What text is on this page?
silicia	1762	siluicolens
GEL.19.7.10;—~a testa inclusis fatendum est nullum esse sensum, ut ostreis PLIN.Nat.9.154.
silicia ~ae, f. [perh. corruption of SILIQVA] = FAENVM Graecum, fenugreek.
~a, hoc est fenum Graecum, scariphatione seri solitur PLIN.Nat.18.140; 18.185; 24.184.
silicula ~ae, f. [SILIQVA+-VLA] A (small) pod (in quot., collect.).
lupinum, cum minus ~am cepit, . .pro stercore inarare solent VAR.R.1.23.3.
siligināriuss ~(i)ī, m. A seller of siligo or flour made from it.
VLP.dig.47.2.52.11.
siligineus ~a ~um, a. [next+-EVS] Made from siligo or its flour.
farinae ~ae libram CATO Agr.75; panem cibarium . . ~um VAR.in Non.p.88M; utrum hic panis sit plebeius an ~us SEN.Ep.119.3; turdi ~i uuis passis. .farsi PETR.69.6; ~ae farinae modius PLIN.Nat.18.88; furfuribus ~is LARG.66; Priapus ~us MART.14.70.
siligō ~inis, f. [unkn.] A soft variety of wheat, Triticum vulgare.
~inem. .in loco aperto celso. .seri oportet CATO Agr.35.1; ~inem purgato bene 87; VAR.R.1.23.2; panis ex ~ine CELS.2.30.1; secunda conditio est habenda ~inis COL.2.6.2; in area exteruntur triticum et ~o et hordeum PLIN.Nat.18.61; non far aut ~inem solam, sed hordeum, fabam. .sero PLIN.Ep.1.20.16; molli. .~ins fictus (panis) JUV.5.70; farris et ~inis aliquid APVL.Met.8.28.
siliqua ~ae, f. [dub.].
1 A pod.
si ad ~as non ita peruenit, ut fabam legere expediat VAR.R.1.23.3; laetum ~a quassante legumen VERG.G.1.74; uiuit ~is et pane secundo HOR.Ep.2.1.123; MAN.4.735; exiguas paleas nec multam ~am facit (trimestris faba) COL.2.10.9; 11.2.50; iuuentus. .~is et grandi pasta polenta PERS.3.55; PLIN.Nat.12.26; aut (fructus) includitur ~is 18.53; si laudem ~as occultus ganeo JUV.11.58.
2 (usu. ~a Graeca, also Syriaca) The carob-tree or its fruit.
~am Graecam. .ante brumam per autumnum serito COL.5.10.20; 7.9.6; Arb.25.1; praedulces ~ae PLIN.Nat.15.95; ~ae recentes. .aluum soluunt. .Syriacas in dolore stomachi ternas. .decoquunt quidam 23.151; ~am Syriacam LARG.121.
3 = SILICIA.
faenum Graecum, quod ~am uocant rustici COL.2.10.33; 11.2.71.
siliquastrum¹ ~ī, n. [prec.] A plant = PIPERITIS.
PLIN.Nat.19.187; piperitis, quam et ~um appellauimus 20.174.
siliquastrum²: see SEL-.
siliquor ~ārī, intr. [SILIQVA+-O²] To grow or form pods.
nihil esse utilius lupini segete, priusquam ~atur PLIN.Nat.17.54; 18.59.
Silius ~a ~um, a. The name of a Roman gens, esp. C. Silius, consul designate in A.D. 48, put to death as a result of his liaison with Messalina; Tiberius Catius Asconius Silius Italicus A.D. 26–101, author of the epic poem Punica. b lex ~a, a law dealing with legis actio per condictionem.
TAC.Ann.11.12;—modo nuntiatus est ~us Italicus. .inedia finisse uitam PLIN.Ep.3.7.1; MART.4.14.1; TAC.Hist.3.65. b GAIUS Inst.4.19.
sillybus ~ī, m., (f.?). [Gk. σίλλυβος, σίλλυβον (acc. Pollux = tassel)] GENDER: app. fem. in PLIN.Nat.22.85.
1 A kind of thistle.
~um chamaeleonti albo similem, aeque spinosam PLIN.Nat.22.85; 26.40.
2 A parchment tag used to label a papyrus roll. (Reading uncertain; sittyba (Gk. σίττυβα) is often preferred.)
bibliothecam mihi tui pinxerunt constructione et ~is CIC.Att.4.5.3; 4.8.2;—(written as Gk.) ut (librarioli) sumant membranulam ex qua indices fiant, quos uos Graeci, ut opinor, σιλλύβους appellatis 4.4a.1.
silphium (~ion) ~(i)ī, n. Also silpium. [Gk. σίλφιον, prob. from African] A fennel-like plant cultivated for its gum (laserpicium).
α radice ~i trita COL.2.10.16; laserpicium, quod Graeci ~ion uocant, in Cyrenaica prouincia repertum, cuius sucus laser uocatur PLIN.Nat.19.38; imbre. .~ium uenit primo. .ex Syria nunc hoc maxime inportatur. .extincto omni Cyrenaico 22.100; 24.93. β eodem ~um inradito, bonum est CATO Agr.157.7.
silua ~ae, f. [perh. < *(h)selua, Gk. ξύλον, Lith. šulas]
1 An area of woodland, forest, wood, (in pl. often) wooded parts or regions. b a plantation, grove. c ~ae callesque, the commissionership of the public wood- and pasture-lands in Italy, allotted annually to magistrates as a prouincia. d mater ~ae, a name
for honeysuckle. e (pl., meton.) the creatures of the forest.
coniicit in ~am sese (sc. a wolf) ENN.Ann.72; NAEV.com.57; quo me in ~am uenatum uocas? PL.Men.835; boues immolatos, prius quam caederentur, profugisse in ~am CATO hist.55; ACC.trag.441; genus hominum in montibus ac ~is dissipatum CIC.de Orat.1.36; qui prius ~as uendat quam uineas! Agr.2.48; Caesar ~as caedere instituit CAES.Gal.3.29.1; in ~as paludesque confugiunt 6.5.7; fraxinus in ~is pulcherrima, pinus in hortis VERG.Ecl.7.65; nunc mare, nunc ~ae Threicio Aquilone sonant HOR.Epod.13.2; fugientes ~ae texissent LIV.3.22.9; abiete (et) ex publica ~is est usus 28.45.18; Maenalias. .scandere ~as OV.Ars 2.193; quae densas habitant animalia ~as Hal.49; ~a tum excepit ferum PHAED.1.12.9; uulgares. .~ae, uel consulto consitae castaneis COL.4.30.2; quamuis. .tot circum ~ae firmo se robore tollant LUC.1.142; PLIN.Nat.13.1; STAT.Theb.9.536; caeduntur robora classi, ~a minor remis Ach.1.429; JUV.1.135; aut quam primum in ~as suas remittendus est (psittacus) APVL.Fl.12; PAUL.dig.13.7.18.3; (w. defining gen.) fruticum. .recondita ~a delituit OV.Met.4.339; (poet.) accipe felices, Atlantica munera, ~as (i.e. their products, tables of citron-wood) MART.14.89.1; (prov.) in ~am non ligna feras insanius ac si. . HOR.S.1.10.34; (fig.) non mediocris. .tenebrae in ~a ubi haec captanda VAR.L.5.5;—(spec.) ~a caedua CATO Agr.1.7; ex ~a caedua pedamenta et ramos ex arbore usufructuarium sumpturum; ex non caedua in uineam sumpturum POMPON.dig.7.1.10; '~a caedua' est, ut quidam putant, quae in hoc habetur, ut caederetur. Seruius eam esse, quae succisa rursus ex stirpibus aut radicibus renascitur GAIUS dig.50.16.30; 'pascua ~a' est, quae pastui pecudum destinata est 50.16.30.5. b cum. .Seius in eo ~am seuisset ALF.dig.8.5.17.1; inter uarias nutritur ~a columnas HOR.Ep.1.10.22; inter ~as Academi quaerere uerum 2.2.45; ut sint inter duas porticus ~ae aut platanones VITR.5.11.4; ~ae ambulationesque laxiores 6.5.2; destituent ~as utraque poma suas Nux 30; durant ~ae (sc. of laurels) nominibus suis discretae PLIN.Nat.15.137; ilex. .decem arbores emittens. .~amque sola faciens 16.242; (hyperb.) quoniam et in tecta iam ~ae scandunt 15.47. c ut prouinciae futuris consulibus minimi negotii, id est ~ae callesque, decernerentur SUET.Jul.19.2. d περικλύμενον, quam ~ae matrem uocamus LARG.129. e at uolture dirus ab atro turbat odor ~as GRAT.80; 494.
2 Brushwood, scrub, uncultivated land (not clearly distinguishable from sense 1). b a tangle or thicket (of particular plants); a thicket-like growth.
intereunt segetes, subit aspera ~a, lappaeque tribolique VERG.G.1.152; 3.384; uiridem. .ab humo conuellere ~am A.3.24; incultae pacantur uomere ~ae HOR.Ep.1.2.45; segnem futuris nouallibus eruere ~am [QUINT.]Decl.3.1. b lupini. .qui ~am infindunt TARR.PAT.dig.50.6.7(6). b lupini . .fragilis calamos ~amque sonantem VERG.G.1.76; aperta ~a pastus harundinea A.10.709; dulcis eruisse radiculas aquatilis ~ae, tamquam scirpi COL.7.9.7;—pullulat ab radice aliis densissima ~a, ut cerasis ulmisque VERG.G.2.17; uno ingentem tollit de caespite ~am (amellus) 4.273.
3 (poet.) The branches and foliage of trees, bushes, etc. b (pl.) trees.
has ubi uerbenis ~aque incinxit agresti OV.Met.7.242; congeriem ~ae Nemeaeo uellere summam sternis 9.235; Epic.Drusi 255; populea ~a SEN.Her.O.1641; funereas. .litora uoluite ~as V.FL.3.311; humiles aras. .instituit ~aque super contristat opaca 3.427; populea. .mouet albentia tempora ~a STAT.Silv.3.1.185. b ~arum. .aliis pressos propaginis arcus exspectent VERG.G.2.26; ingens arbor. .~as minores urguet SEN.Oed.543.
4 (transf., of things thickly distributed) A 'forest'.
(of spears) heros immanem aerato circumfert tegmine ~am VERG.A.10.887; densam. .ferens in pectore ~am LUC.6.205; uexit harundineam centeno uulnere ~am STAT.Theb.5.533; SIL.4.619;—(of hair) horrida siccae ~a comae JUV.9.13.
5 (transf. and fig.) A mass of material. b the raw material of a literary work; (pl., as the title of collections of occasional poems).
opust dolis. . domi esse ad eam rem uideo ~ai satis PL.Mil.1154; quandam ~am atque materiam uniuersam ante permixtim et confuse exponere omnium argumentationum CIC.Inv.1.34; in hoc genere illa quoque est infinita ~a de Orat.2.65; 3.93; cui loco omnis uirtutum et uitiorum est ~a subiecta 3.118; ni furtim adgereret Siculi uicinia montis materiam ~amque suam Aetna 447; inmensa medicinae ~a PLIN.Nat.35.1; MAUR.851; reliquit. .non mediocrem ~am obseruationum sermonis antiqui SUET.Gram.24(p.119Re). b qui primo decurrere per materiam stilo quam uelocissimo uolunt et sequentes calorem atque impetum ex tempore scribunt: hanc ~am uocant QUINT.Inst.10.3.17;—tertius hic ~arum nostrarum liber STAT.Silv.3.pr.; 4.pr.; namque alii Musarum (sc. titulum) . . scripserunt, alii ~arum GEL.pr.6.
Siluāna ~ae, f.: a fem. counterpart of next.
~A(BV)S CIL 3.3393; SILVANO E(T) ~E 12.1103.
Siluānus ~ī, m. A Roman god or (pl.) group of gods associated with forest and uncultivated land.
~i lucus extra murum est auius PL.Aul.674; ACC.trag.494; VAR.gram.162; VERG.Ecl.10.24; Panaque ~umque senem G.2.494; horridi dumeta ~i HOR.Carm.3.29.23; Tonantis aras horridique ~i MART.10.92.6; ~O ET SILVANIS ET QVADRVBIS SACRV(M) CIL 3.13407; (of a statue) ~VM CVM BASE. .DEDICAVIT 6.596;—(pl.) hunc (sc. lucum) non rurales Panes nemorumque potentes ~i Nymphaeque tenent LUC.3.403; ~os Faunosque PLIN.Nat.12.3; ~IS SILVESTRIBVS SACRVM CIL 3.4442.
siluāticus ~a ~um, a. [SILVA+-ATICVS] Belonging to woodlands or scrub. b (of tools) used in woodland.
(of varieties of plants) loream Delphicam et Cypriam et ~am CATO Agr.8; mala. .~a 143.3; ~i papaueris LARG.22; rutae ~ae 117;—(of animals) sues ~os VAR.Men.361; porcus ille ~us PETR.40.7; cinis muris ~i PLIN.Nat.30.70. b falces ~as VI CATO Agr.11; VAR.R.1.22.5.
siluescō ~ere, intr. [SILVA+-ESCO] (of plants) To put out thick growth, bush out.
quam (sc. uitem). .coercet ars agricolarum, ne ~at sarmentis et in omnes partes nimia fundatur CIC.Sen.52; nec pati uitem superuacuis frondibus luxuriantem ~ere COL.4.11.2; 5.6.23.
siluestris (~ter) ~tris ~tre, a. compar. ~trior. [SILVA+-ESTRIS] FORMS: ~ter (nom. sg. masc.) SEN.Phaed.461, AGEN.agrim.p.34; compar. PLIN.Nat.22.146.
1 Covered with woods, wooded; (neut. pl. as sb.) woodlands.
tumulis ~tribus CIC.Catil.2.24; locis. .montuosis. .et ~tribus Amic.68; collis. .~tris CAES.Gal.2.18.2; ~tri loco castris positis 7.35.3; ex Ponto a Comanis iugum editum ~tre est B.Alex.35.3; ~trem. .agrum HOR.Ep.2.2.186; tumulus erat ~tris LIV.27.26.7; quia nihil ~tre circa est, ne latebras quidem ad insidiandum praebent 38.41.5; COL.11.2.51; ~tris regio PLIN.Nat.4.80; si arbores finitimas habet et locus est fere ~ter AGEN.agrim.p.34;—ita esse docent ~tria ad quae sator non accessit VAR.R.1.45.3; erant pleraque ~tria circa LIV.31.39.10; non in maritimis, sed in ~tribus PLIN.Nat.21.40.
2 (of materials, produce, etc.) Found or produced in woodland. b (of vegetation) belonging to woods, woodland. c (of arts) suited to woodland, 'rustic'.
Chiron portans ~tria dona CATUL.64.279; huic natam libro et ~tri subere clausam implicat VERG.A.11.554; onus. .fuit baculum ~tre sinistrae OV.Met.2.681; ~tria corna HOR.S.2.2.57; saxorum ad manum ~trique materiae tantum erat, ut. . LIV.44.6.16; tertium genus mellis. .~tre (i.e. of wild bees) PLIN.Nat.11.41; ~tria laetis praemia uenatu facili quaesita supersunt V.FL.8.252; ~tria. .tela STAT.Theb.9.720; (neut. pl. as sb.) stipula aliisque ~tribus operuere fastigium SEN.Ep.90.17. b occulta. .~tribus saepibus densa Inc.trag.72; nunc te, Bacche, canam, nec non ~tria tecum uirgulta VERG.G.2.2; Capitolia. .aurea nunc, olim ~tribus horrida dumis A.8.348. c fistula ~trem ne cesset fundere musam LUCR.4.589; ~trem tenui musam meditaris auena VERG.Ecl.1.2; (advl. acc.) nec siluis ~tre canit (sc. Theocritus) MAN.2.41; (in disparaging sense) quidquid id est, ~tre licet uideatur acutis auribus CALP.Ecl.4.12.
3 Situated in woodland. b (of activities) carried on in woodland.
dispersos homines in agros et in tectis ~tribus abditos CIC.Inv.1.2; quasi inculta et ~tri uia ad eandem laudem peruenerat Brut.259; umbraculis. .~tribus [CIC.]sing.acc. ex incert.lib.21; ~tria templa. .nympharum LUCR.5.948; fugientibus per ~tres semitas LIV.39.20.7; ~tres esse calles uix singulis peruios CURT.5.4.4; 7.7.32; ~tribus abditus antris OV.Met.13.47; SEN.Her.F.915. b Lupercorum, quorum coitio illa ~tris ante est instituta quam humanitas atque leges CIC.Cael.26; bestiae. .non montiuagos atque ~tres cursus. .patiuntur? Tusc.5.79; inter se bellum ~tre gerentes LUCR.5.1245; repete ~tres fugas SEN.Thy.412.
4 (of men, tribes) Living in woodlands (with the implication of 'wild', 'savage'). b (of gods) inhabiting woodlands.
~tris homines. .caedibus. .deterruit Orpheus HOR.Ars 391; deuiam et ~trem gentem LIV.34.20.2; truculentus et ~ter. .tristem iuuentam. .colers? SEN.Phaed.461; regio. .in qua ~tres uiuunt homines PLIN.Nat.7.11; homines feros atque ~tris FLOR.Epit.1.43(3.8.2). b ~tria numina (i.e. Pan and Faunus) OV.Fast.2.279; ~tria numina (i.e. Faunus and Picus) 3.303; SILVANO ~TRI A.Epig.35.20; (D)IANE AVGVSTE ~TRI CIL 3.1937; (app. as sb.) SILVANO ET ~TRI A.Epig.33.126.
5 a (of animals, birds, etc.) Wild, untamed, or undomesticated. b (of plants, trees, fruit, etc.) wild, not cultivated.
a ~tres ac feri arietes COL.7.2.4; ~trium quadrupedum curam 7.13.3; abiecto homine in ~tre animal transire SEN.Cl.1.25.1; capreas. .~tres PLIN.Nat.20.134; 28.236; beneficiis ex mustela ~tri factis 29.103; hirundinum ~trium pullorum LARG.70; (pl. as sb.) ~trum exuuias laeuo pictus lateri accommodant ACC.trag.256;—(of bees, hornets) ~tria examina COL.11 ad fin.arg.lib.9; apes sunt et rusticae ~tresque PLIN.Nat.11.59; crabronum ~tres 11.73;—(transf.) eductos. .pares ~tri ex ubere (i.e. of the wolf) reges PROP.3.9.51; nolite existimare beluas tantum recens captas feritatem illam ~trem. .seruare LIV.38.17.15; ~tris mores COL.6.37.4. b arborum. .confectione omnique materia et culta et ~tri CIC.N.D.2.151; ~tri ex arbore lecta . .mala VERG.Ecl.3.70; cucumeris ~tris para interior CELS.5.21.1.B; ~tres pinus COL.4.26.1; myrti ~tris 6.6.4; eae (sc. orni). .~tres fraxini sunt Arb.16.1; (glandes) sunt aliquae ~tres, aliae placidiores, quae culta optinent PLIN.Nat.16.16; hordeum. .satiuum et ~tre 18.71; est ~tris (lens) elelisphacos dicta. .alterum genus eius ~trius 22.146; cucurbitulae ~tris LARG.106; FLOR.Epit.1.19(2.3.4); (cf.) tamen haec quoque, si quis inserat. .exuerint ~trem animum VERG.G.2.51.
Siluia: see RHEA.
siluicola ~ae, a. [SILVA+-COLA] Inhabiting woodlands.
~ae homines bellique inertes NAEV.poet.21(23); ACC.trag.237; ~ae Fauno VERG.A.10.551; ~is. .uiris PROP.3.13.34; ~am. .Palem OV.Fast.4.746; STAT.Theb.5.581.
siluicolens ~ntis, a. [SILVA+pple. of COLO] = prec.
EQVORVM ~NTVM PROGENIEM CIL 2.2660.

--

Problem details –
Count every line above that holds the word "laserpicium", and state the number and nothing more.

Task answer –
2